Copy every line of the records below word for word, omitting the pictures.

───

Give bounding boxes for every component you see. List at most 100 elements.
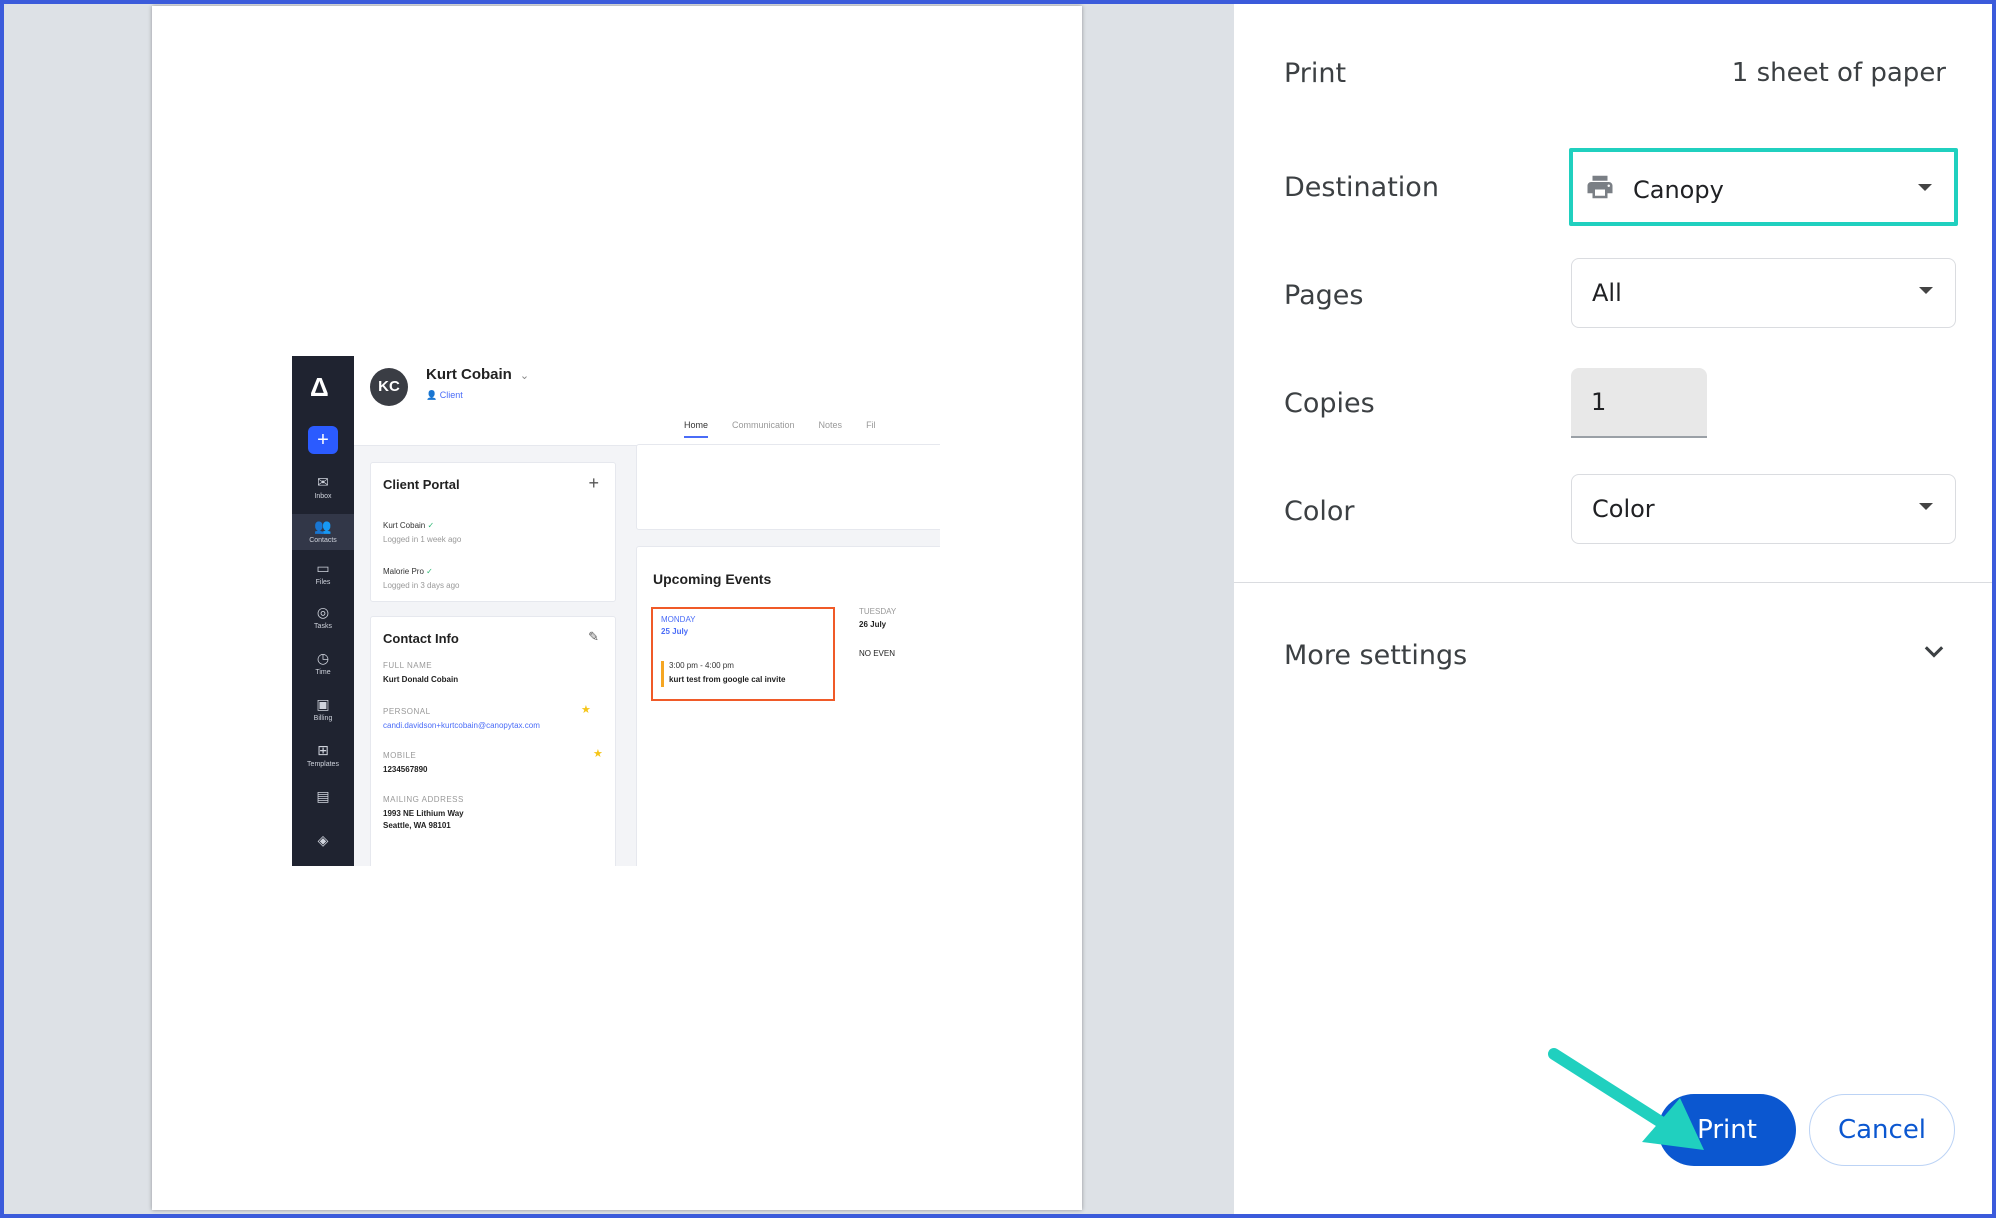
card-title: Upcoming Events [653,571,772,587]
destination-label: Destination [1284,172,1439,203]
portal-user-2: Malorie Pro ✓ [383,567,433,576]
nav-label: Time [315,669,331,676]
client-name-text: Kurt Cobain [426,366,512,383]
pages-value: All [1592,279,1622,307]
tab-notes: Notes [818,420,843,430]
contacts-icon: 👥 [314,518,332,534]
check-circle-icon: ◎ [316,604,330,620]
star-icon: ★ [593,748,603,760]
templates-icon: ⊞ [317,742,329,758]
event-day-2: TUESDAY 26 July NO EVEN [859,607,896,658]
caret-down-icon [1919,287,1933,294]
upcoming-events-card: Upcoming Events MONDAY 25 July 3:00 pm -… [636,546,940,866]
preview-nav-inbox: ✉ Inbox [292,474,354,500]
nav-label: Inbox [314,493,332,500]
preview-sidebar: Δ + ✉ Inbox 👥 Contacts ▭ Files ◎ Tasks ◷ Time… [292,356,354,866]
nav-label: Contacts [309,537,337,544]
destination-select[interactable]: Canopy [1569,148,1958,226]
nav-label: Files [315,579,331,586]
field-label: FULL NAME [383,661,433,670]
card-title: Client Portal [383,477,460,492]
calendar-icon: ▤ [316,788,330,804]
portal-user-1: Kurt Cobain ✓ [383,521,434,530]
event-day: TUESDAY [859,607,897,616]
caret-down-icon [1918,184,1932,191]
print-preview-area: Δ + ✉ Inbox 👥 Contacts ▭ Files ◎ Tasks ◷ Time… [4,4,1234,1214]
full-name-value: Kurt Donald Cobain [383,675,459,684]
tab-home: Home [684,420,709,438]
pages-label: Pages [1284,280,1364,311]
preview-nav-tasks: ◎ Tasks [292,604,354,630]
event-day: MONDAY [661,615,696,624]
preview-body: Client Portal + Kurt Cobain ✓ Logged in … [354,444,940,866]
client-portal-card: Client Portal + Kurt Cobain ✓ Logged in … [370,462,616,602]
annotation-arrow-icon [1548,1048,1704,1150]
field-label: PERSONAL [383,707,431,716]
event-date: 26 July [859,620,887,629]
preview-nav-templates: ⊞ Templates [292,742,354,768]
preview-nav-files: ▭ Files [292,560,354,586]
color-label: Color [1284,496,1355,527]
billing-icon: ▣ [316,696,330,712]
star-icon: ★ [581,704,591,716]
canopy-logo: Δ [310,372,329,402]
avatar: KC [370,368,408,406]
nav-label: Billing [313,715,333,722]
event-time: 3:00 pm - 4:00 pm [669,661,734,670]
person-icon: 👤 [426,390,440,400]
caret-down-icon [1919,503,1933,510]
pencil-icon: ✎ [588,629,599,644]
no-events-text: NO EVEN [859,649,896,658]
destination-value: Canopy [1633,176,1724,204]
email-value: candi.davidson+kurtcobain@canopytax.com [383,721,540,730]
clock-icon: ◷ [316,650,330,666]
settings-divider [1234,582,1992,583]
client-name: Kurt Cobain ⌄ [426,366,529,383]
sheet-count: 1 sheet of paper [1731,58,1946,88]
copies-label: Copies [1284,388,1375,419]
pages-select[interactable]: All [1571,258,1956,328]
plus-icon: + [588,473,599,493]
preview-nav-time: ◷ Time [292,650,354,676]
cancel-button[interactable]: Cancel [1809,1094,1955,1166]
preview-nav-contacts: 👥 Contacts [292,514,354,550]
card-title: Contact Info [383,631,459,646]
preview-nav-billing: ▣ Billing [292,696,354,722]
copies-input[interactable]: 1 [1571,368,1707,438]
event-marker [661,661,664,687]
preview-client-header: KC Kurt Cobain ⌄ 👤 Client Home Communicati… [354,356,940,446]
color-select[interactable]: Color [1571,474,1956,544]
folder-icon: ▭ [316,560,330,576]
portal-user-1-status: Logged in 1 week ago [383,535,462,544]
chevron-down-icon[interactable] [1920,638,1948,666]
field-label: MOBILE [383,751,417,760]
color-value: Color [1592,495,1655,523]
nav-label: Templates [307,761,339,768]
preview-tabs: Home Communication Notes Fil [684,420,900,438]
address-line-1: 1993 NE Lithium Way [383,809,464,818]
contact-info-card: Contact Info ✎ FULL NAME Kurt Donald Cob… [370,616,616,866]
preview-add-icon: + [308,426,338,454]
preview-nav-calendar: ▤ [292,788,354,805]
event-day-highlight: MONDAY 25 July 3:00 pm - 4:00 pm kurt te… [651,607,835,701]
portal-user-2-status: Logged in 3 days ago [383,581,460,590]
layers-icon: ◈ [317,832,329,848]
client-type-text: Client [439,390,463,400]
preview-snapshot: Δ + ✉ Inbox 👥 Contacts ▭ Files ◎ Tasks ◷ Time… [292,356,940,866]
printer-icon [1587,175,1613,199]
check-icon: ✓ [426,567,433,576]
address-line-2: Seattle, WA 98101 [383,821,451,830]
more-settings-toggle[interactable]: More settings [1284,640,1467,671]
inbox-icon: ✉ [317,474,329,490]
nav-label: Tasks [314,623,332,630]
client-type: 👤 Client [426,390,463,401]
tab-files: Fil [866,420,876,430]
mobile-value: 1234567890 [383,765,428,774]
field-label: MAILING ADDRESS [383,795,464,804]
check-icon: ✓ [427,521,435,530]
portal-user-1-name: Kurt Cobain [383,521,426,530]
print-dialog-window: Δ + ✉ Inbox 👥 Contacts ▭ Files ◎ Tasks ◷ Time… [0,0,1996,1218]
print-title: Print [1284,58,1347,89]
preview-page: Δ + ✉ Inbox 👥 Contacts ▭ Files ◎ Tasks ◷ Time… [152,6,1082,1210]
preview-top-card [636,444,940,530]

───

Worked solution.
Give bounding boxes for every component you see. List at most 100 elements.
card-title: Upcoming Events [653,571,772,587]
destination-label: Destination [1284,172,1439,203]
portal-user-2: Malorie Pro ✓ [383,567,433,576]
nav-label: Time [315,669,331,676]
client-name-text: Kurt Cobain [426,366,512,383]
pages-value: All [1592,279,1622,307]
tab-notes: Notes [818,420,843,430]
contacts-icon: 👥 [314,518,332,534]
check-circle-icon: ◎ [316,604,330,620]
star-icon: ★ [593,748,603,760]
templates-icon: ⊞ [317,742,329,758]
event-day-2: TUESDAY 26 July NO EVEN [859,607,896,658]
caret-down-icon [1919,287,1933,294]
upcoming-events-card: Upcoming Events MONDAY 25 July 3:00 pm -… [636,546,940,866]
preview-nav-inbox: ✉ Inbox [292,474,354,500]
nav-label: Inbox [314,493,332,500]
preview-sidebar: Δ + ✉ Inbox 👥 Contacts ▭ Files ◎ Tasks ◷ Time… [292,356,354,866]
nav-label: Contacts [309,537,337,544]
destination-select[interactable]: Canopy [1569,148,1958,226]
nav-label: Files [315,579,331,586]
field-label: FULL NAME [383,661,433,670]
card-title: Client Portal [383,477,460,492]
calendar-icon: ▤ [316,788,330,804]
portal-user-1: Kurt Cobain ✓ [383,521,434,530]
event-day: TUESDAY [859,607,897,616]
caret-down-icon [1918,184,1932,191]
print-preview-area: Δ + ✉ Inbox 👥 Contacts ▭ Files ◎ Tasks ◷ Time… [4,4,1234,1214]
full-name-value: Kurt Donald Cobain [383,675,459,684]
tab-home: Home [684,420,709,438]
pages-label: Pages [1284,280,1364,311]
preview-nav-tasks: ◎ Tasks [292,604,354,630]
event-day: MONDAY [661,615,696,624]
preview-body: Client Portal + Kurt Cobain ✓ Logged in … [354,444,940,866]
client-portal-card: Client Portal + Kurt Cobain ✓ Logged in … [370,462,616,602]
annotation-arrow-icon [1548,1048,1704,1150]
field-label: PERSONAL [383,707,431,716]
event-date: 26 July [859,620,887,629]
preview-nav-templates: ⊞ Templates [292,742,354,768]
preview-nav-files: ▭ Files [292,560,354,586]
color-label: Color [1284,496,1355,527]
billing-icon: ▣ [316,696,330,712]
star-icon: ★ [581,704,591,716]
canopy-logo: Δ [310,372,329,402]
avatar: KC [370,368,408,406]
nav-label: Billing [313,715,333,722]
event-time: 3:00 pm - 4:00 pm [669,661,734,670]
person-icon: 👤 [426,390,440,400]
caret-down-icon [1919,503,1933,510]
pencil-icon: ✎ [588,629,599,644]
no-events-text: NO EVEN [859,649,896,658]
destination-value: Canopy [1633,176,1724,204]
email-value: candi.davidson+kurtcobain@canopytax.com [383,721,540,730]
clock-icon: ◷ [316,650,330,666]
settings-divider [1234,582,1992,583]
client-name: Kurt Cobain ⌄ [426,366,529,383]
sheet-count: 1 sheet of paper [1731,58,1946,88]
copies-label: Copies [1284,388,1375,419]
pages-select[interactable]: All [1571,258,1956,328]
plus-icon: + [588,473,599,493]
preview-nav-time: ◷ Time [292,650,354,676]
cancel-button[interactable]: Cancel [1809,1094,1955,1166]
preview-nav-contacts: 👥 Contacts [292,514,354,550]
card-title: Contact Info [383,631,459,646]
preview-nav-billing: ▣ Billing [292,696,354,722]
copies-input[interactable]: 1 [1571,368,1707,438]
event-marker [661,661,664,687]
preview-client-header: KC Kurt Cobain ⌄ 👤 Client Home Communicati… [354,356,940,446]
color-select[interactable]: Color [1571,474,1956,544]
folder-icon: ▭ [316,560,330,576]
portal-user-1-status: Logged in 1 week ago [383,535,462,544]
chevron-down-icon[interactable] [1920,638,1948,666]
field-label: MOBILE [383,751,417,760]
color-value: Color [1592,495,1655,523]
nav-label: Templates [307,761,339,768]
preview-tabs: Home Communication Notes Fil [684,420,900,438]
address-line-1: 1993 NE Lithium Way [383,809,464,818]
contact-info-card: Contact Info ✎ FULL NAME Kurt Donald Cob… [370,616,616,866]
preview-add-icon: + [308,426,338,454]
preview-nav-calendar: ▤ [292,788,354,805]
event-day-highlight: MONDAY 25 July 3:00 pm - 4:00 pm kurt te… [651,607,835,701]
portal-user-2-status: Logged in 3 days ago [383,581,460,590]
layers-icon: ◈ [317,832,329,848]
client-type-text: Client [439,390,463,400]
preview-snapshot: Δ + ✉ Inbox 👥 Contacts ▭ Files ◎ Tasks ◷ Time… [292,356,940,866]
printer-icon [1587,175,1613,199]
check-icon: ✓ [426,567,433,576]
address-line-2: Seattle, WA 98101 [383,821,451,830]
more-settings-toggle[interactable]: More settings [1284,640,1467,671]
inbox-icon: ✉ [317,474,329,490]
nav-label: Tasks [314,623,332,630]
client-type: 👤 Client [426,390,463,401]
tab-files: Fil [866,420,876,430]
mobile-value: 1234567890 [383,765,428,774]
field-label: MAILING ADDRESS [383,795,464,804]
check-icon: ✓ [427,521,435,530]
portal-user-1-name: Kurt Cobain [383,521,426,530]
print-dialog-window: Δ + ✉ Inbox 👥 Contacts ▭ Files ◎ Tasks ◷ Time… [0,0,1996,1218]
print-title: Print [1284,58,1347,89]
preview-page: Δ + ✉ Inbox 👥 Contacts ▭ Files ◎ Tasks ◷ Time… [152,6,1082,1210]
preview-top-card [636,444,940,530]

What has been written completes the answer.